● **Work required**
Go through the records and copy each line where the word "color" occurs.

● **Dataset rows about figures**
--- begin ---
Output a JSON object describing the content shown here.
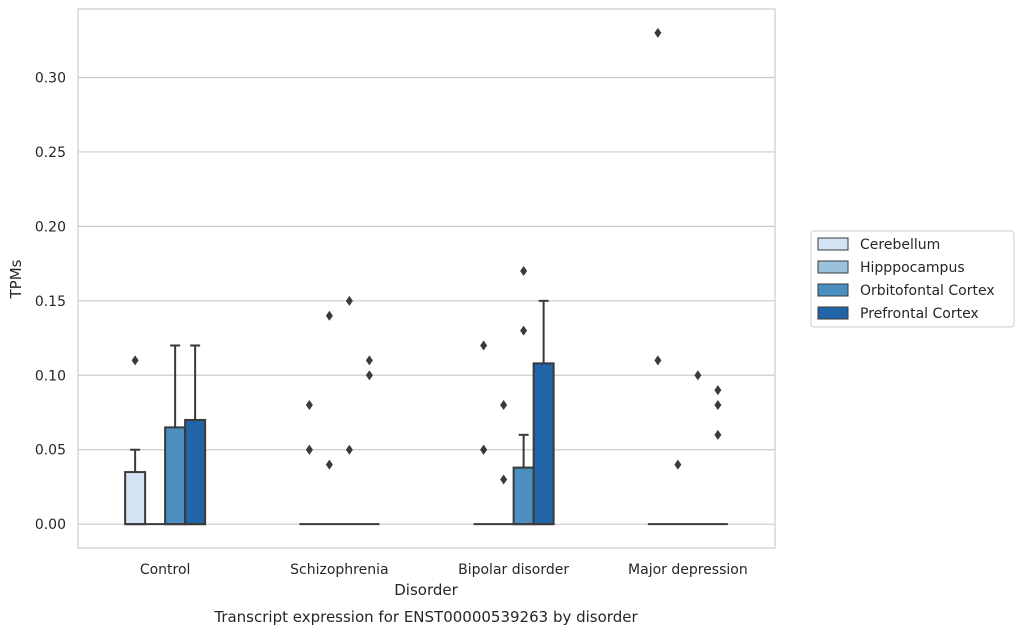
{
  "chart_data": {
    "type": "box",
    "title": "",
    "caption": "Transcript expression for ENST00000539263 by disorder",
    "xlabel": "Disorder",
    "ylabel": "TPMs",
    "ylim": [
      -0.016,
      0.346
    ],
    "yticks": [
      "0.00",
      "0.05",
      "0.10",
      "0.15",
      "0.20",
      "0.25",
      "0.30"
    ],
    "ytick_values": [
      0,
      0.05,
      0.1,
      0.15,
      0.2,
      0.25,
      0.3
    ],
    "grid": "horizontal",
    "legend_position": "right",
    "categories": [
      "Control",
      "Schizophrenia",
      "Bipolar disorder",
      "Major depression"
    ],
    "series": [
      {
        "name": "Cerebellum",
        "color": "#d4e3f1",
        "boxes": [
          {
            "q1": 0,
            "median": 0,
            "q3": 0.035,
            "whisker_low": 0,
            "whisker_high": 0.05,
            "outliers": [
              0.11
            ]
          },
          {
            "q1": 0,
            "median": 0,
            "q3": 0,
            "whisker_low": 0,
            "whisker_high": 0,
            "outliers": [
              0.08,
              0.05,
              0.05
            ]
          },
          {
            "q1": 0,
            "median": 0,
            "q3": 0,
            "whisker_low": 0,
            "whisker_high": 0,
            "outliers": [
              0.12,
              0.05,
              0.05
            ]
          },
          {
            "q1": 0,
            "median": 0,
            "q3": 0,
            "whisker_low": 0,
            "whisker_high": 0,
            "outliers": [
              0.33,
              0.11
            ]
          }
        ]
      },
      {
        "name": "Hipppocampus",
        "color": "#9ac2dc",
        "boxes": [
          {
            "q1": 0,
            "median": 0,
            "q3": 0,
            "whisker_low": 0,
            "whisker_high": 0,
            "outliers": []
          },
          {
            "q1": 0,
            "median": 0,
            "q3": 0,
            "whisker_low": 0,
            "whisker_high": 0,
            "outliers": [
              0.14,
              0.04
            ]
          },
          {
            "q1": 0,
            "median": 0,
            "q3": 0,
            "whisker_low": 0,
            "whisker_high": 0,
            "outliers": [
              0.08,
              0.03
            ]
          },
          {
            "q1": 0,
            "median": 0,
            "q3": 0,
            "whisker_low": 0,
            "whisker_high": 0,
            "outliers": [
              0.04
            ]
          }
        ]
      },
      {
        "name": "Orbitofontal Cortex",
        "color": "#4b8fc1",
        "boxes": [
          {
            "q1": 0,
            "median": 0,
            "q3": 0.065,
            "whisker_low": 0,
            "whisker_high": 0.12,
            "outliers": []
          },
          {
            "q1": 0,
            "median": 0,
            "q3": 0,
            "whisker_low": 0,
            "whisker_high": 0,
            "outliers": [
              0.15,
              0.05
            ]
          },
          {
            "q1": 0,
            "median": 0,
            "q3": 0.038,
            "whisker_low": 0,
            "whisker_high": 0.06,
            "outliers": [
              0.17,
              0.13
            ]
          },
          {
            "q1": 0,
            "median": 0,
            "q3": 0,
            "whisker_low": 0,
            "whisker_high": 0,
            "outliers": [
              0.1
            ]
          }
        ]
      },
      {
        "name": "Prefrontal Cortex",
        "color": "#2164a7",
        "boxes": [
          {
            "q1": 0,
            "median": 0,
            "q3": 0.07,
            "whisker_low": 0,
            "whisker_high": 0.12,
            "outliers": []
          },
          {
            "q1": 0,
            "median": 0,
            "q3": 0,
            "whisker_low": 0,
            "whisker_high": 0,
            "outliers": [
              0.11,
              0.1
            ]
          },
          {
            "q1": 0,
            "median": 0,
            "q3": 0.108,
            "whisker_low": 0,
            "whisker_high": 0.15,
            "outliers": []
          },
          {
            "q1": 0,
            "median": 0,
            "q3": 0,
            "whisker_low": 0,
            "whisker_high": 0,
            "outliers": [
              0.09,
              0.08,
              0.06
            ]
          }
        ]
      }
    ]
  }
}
--- end ---
● **Task answer**
        "color": "#d4e3f1",
        "color": "#9ac2dc",
        "color": "#4b8fc1",
        "color": "#2164a7",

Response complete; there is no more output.